Stated exercise:
Print every entry word for word, but omit the pictures.
-- start Records for this task --
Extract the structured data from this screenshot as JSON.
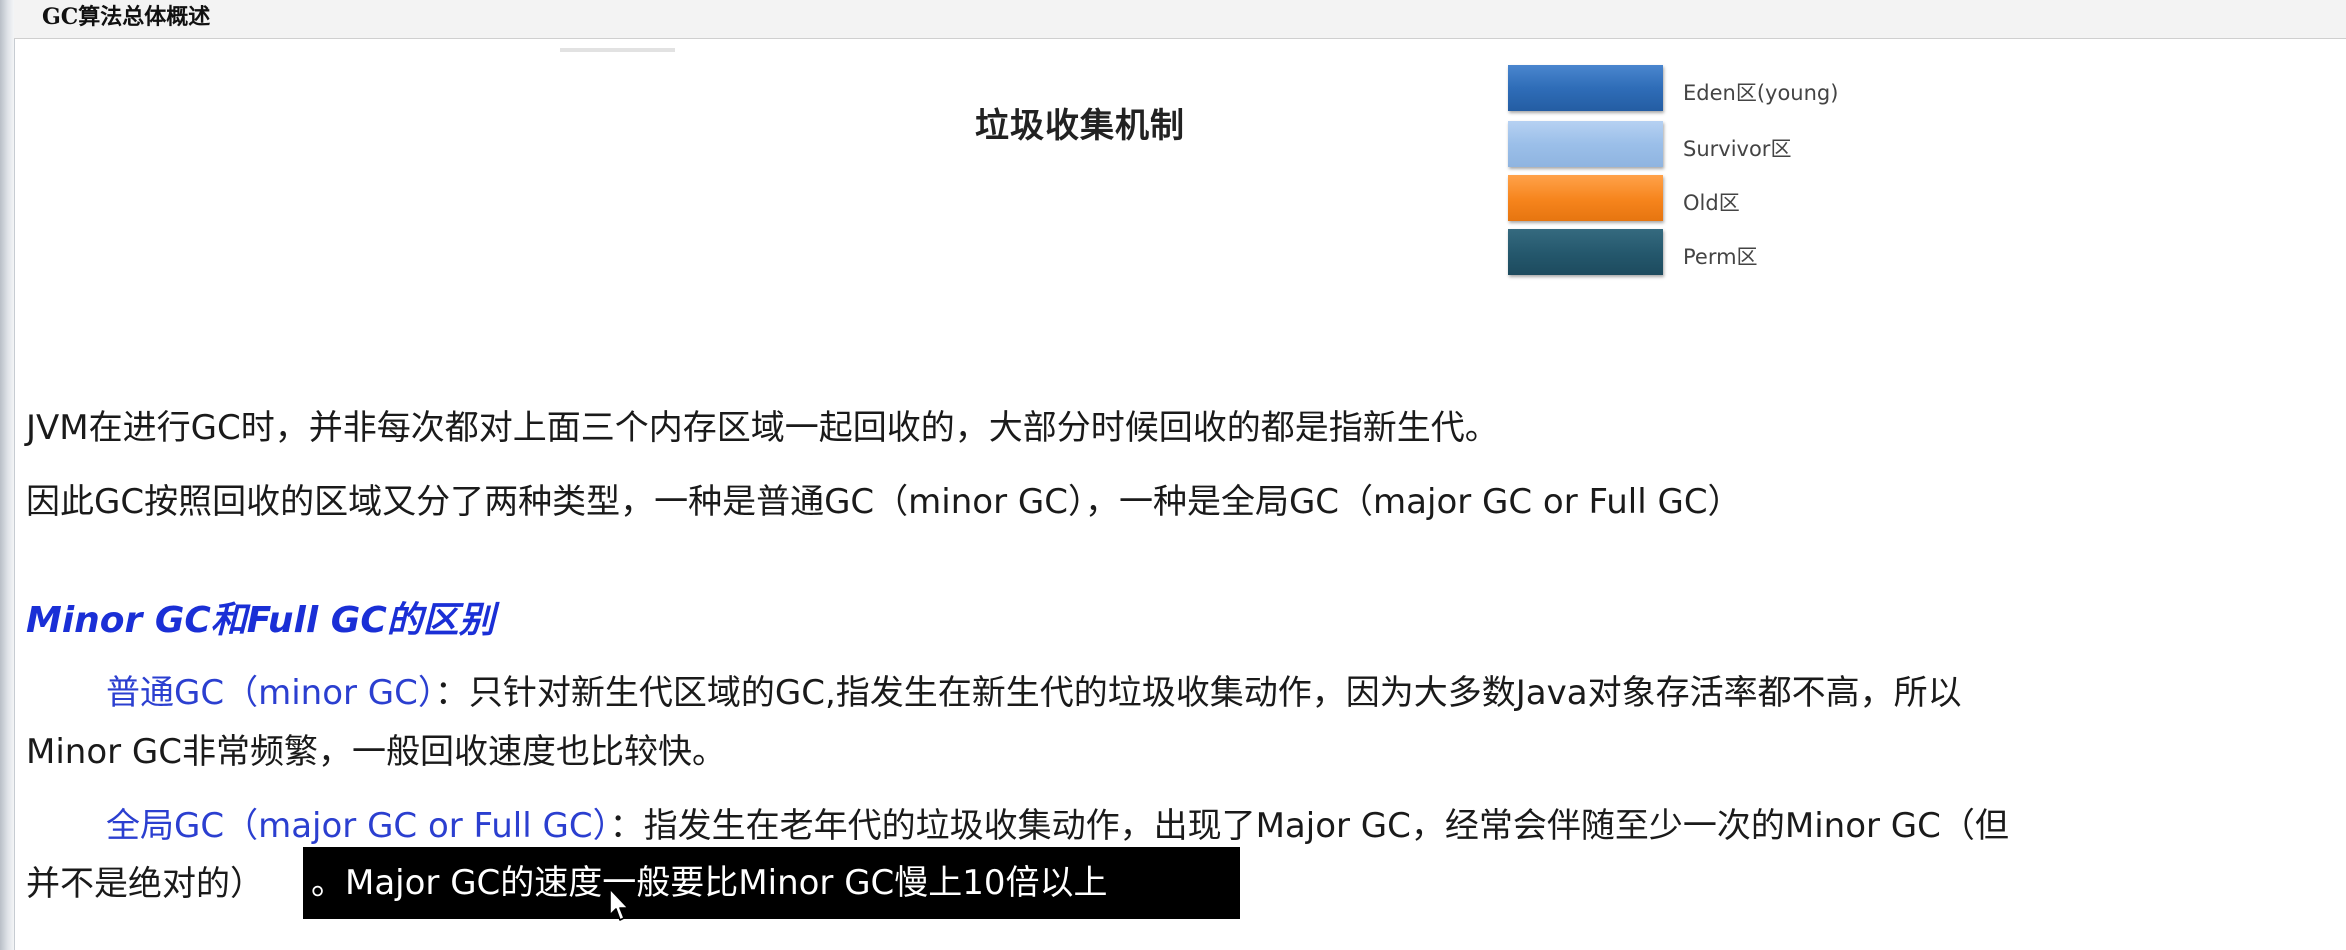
{
  "title_bar": {
    "title": "GC算法总体概述"
  },
  "slide": {
    "heading": "垃圾收集机制",
    "legend": [
      {
        "label": "Eden区(young)",
        "color": "#2f6db8"
      },
      {
        "label": "Survivor区",
        "color": "#9bbfe9"
      },
      {
        "label": "Old区",
        "color": "#f6841c"
      },
      {
        "label": "Perm区",
        "color": "#24576c"
      }
    ]
  },
  "body": {
    "line1": "JVM在进行GC时，并非每次都对上面三个内存区域一起回收的，大部分时候回收的都是指新生代。",
    "line2": "因此GC按照回收的区域又分了两种类型，一种是普通GC（minor GC），一种是全局GC（major GC or Full GC）",
    "section_heading": "Minor GC和Full GC的区别",
    "minor_term": "普通GC（minor GC）",
    "minor_desc_1": "：只针对新生代区域的GC,指发生在新生代的垃圾收集动作，因为大多数Java对象存活率都不高，所以",
    "minor_desc_2": "Minor GC非常频繁，一般回收速度也比较快。",
    "major_term": "全局GC（major GC or Full GC）",
    "major_desc_1": "：指发生在老年代的垃圾收集动作，出现了Major GC，经常会伴随至少一次的Minor GC（但",
    "major_desc_2": "并不是绝对的）",
    "highlighted": "。Major GC的速度一般要比Minor GC慢上10倍以上"
  },
  "icons": {
    "cursor": "mouse-pointer-icon"
  }
}
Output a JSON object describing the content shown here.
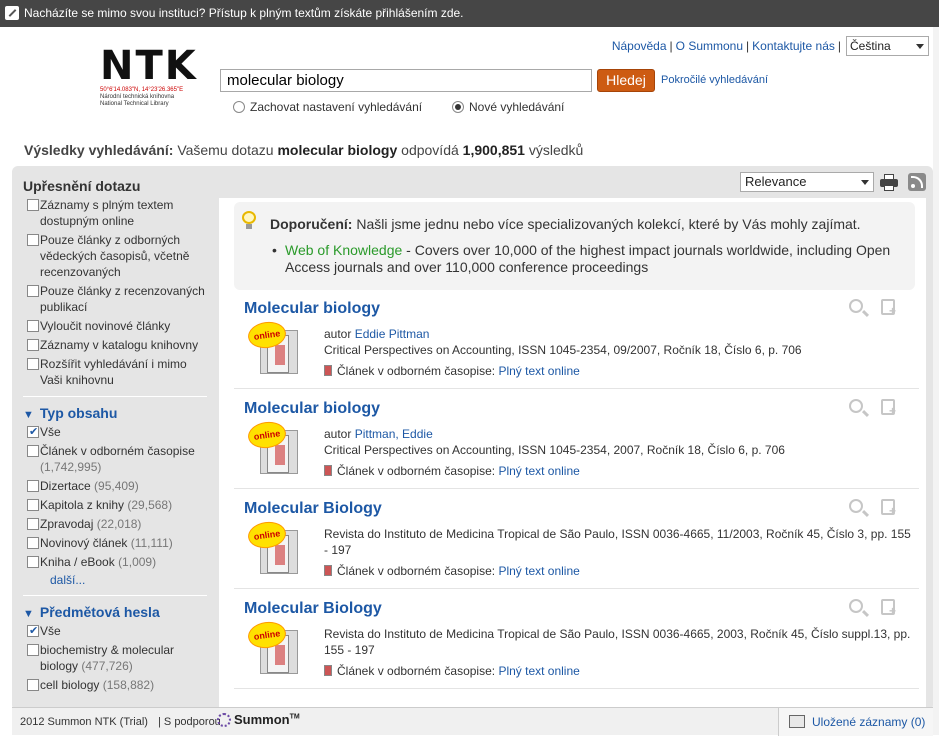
{
  "notice": {
    "text": "Nacházíte se mimo svou instituci? Přístup k plným textům získáte přihlášením zde."
  },
  "top_links": {
    "help": "Nápověda",
    "about": "O Summonu",
    "contact": "Kontaktujte nás",
    "language": "Čeština"
  },
  "logo": {
    "name": "NTK",
    "coordinates": "50°6'14.083\"N, 14°23'26.365\"E",
    "line1": "Národní technická knihovna",
    "line2": "National Technical Library"
  },
  "search": {
    "query": "molecular biology",
    "button": "Hledej",
    "advanced": "Pokročilé vyhledávání",
    "option_keep": "Zachovat nastavení vyhledávání",
    "option_new": "Nové vyhledávání",
    "selected_option": "new"
  },
  "summary": {
    "label": "Výsledky vyhledávání:",
    "before": "Vašemu dotazu",
    "query": "molecular biology",
    "middle": "odpovídá",
    "count": "1,900,851",
    "after": "výsledků"
  },
  "sort": {
    "selected": "Relevance"
  },
  "sidebar": {
    "title": "Upřesnění dotazu",
    "refine_options": [
      "Záznamy s plným textem dostupným online",
      "Pouze články z odborných vědeckých časopisů, včetně recenzovaných",
      "Pouze články z recenzovaných publikací",
      "Vyloučit novinové články",
      "Záznamy v katalogu knihovny",
      "Rozšířit vyhledávání i mimo Vaši knihovnu"
    ],
    "content_type": {
      "title": "Typ obsahu",
      "items": [
        {
          "label": "Vše",
          "count": "",
          "checked": true
        },
        {
          "label": "Článek v odborném časopise",
          "count": "(1,742,995)",
          "checked": false
        },
        {
          "label": "Dizertace",
          "count": "(95,409)",
          "checked": false
        },
        {
          "label": "Kapitola z knihy",
          "count": "(29,568)",
          "checked": false
        },
        {
          "label": "Zpravodaj",
          "count": "(22,018)",
          "checked": false
        },
        {
          "label": "Novinový článek",
          "count": "(11,111)",
          "checked": false
        },
        {
          "label": "Kniha / eBook",
          "count": "(1,009)",
          "checked": false
        }
      ],
      "more": "další..."
    },
    "subjects": {
      "title": "Předmětová hesla",
      "items": [
        {
          "label": "Vše",
          "count": "",
          "checked": true
        },
        {
          "label": "biochemistry & molecular biology",
          "count": "(477,726)",
          "checked": false
        },
        {
          "label": "cell biology",
          "count": "(158,882)",
          "checked": false
        }
      ]
    }
  },
  "recommendation": {
    "label": "Doporučení:",
    "text": "Našli jsme jednu nebo více specializovaných kolekcí, které by Vás mohly zajímat.",
    "link": "Web of Knowledge",
    "desc": " - Covers over 10,000 of the highest impact journals worldwide, including Open Access journals and over 110,000 conference proceedings"
  },
  "results": [
    {
      "title": "Molecular biology",
      "author_label": "autor",
      "author": "Eddie Pittman",
      "source": "Critical Perspectives on Accounting, ISSN 1045-2354, 09/2007, Ročník 18, Číslo 6, p. 706",
      "type": "Článek v odborném časopise:",
      "fulltext": "Plný text online",
      "badge": "online"
    },
    {
      "title": "Molecular biology",
      "author_label": "autor",
      "author": "Pittman, Eddie",
      "source": "Critical Perspectives on Accounting, ISSN 1045-2354, 2007, Ročník 18, Číslo 6, p. 706",
      "type": "Článek v odborném časopise:",
      "fulltext": "Plný text online",
      "badge": "online"
    },
    {
      "title": "Molecular Biology",
      "source": "Revista do Instituto de Medicina Tropical de São Paulo, ISSN 0036-4665, 11/2003, Ročník 45, Číslo 3, pp. 155 - 197",
      "type": "Článek v odborném časopise:",
      "fulltext": "Plný text online",
      "badge": "online"
    },
    {
      "title": "Molecular Biology",
      "source": "Revista do Instituto de Medicina Tropical de São Paulo, ISSN 0036-4665, 2003, Ročník 45, Číslo suppl.13, pp. 155 - 197",
      "type": "Článek v odborném časopise:",
      "fulltext": "Plný text online",
      "badge": "online"
    }
  ],
  "footer": {
    "copyright": "2012 Summon NTK (Trial)",
    "powered": "S podporou",
    "brand": "Summon",
    "tm": "TM",
    "saved": "Uložené záznamy (0)"
  },
  "icons": [
    "pen-icon",
    "bulb-icon",
    "print-icon",
    "rss-icon",
    "magnifier-icon",
    "add-record-icon",
    "folder-icon"
  ],
  "colors": {
    "accent": "#1d58a5",
    "search_button": "#cd5b12",
    "notice_bar": "#464646",
    "link_green": "#2a9a2a"
  }
}
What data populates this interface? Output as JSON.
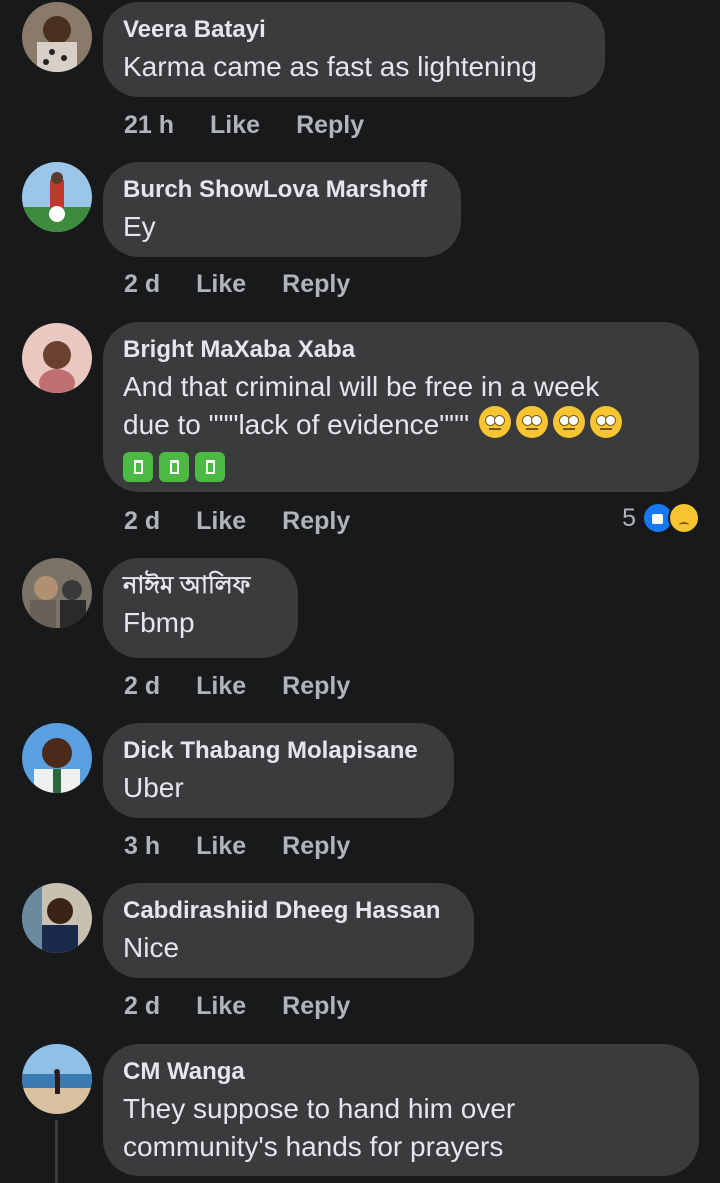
-- end Records for this task --
The answer:
Extract the structured data from this screenshot as JSON.
{
  "title_bar": {
    "title": "GC算法总体概述"
  },
  "slide": {
    "heading": "垃圾收集机制",
    "legend": [
      {
        "label": "Eden区(young)",
        "color": "#2f6db8"
      },
      {
        "label": "Survivor区",
        "color": "#9bbfe9"
      },
      {
        "label": "Old区",
        "color": "#f6841c"
      },
      {
        "label": "Perm区",
        "color": "#24576c"
      }
    ]
  },
  "body": {
    "line1": "JVM在进行GC时，并非每次都对上面三个内存区域一起回收的，大部分时候回收的都是指新生代。",
    "line2": "因此GC按照回收的区域又分了两种类型，一种是普通GC（minor GC），一种是全局GC（major GC or Full GC）",
    "section_heading": "Minor GC和Full GC的区别",
    "minor_term": "普通GC（minor GC）",
    "minor_desc_1": "：只针对新生代区域的GC,指发生在新生代的垃圾收集动作，因为大多数Java对象存活率都不高，所以",
    "minor_desc_2": "Minor GC非常频繁，一般回收速度也比较快。",
    "major_term": "全局GC（major GC or Full GC）",
    "major_desc_1": "：指发生在老年代的垃圾收集动作，出现了Major GC，经常会伴随至少一次的Minor GC（但",
    "major_desc_2": "并不是绝对的）",
    "highlighted": "。Major GC的速度一般要比Minor GC慢上10倍以上"
  },
  "icons": {
    "cursor": "mouse-pointer-icon"
  }
}
Output a JSON object describing the content shown here.
{
  "notice": {
    "text": "Nacházíte se mimo svou instituci? Přístup k plným textům získáte přihlášením zde."
  },
  "top_links": {
    "help": "Nápověda",
    "about": "O Summonu",
    "contact": "Kontaktujte nás",
    "language": "Čeština"
  },
  "logo": {
    "name": "NTK",
    "coordinates": "50°6'14.083\"N, 14°23'26.365\"E",
    "line1": "Národní technická knihovna",
    "line2": "National Technical Library"
  },
  "search": {
    "query": "molecular biology",
    "button": "Hledej",
    "advanced": "Pokročilé vyhledávání",
    "option_keep": "Zachovat nastavení vyhledávání",
    "option_new": "Nové vyhledávání",
    "selected_option": "new"
  },
  "summary": {
    "label": "Výsledky vyhledávání:",
    "before": "Vašemu dotazu",
    "query": "molecular biology",
    "middle": "odpovídá",
    "count": "1,900,851",
    "after": "výsledků"
  },
  "sort": {
    "selected": "Relevance"
  },
  "sidebar": {
    "title": "Upřesnění dotazu",
    "refine_options": [
      "Záznamy s plným textem dostupným online",
      "Pouze články z odborných vědeckých časopisů, včetně recenzovaných",
      "Pouze články z recenzovaných publikací",
      "Vyloučit novinové články",
      "Záznamy v katalogu knihovny",
      "Rozšířit vyhledávání i mimo Vaši knihovnu"
    ],
    "content_type": {
      "title": "Typ obsahu",
      "items": [
        {
          "label": "Vše",
          "count": "",
          "checked": true
        },
        {
          "label": "Článek v odborném časopise",
          "count": "(1,742,995)",
          "checked": false
        },
        {
          "label": "Dizertace",
          "count": "(95,409)",
          "checked": false
        },
        {
          "label": "Kapitola z knihy",
          "count": "(29,568)",
          "checked": false
        },
        {
          "label": "Zpravodaj",
          "count": "(22,018)",
          "checked": false
        },
        {
          "label": "Novinový článek",
          "count": "(11,111)",
          "checked": false
        },
        {
          "label": "Kniha / eBook",
          "count": "(1,009)",
          "checked": false
        }
      ],
      "more": "další..."
    },
    "subjects": {
      "title": "Předmětová hesla",
      "items": [
        {
          "label": "Vše",
          "count": "",
          "checked": true
        },
        {
          "label": "biochemistry & molecular biology",
          "count": "(477,726)",
          "checked": false
        },
        {
          "label": "cell biology",
          "count": "(158,882)",
          "checked": false
        }
      ]
    }
  },
  "recommendation": {
    "label": "Doporučení:",
    "text": "Našli jsme jednu nebo více specializovaných kolekcí, které by Vás mohly zajímat.",
    "link": "Web of Knowledge",
    "desc": " - Covers over 10,000 of the highest impact journals worldwide, including Open Access journals and over 110,000 conference proceedings"
  },
  "results": [
    {
      "title": "Molecular biology",
      "author_label": "autor",
      "author": "Eddie Pittman",
      "source": "Critical Perspectives on Accounting, ISSN 1045-2354, 09/2007, Ročník 18, Číslo 6, p. 706",
      "type": "Článek v odborném časopise:",
      "fulltext": "Plný text online",
      "badge": "online"
    },
    {
      "title": "Molecular biology",
      "author_label": "autor",
      "author": "Pittman, Eddie",
      "source": "Critical Perspectives on Accounting, ISSN 1045-2354, 2007, Ročník 18, Číslo 6, p. 706",
      "type": "Článek v odborném časopise:",
      "fulltext": "Plný text online",
      "badge": "online"
    },
    {
      "title": "Molecular Biology",
      "source": "Revista do Instituto de Medicina Tropical de São Paulo, ISSN 0036-4665, 11/2003, Ročník 45, Číslo 3, pp. 155 - 197",
      "type": "Článek v odborném časopise:",
      "fulltext": "Plný text online",
      "badge": "online"
    },
    {
      "title": "Molecular Biology",
      "source": "Revista do Instituto de Medicina Tropical de São Paulo, ISSN 0036-4665, 2003, Ročník 45, Číslo suppl.13, pp. 155 - 197",
      "type": "Článek v odborném časopise:",
      "fulltext": "Plný text online",
      "badge": "online"
    }
  ],
  "footer": {
    "copyright": "2012 Summon NTK (Trial)",
    "powered": "S podporou",
    "brand": "Summon",
    "tm": "TM",
    "saved": "Uložené záznamy (0)"
  },
  "icons": [
    "pen-icon",
    "bulb-icon",
    "print-icon",
    "rss-icon",
    "magnifier-icon",
    "add-record-icon",
    "folder-icon"
  ],
  "colors": {
    "accent": "#1d58a5",
    "search_button": "#cd5b12",
    "notice_bar": "#464646",
    "link_green": "#2a9a2a"
  }
}
What data populates this interface? Output as JSON.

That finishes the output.